┌──

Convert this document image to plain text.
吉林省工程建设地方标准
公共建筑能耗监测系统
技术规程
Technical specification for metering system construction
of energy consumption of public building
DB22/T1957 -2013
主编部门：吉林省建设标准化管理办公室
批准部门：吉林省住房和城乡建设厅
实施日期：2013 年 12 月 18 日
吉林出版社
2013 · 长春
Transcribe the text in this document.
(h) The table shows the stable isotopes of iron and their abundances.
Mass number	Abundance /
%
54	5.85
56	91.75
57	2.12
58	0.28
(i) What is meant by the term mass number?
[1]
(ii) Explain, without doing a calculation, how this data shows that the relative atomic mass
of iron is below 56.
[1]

└──

Problem requirements
The word "iron" may turn up on some lines of these records; say how many, with no other words.

Task response
2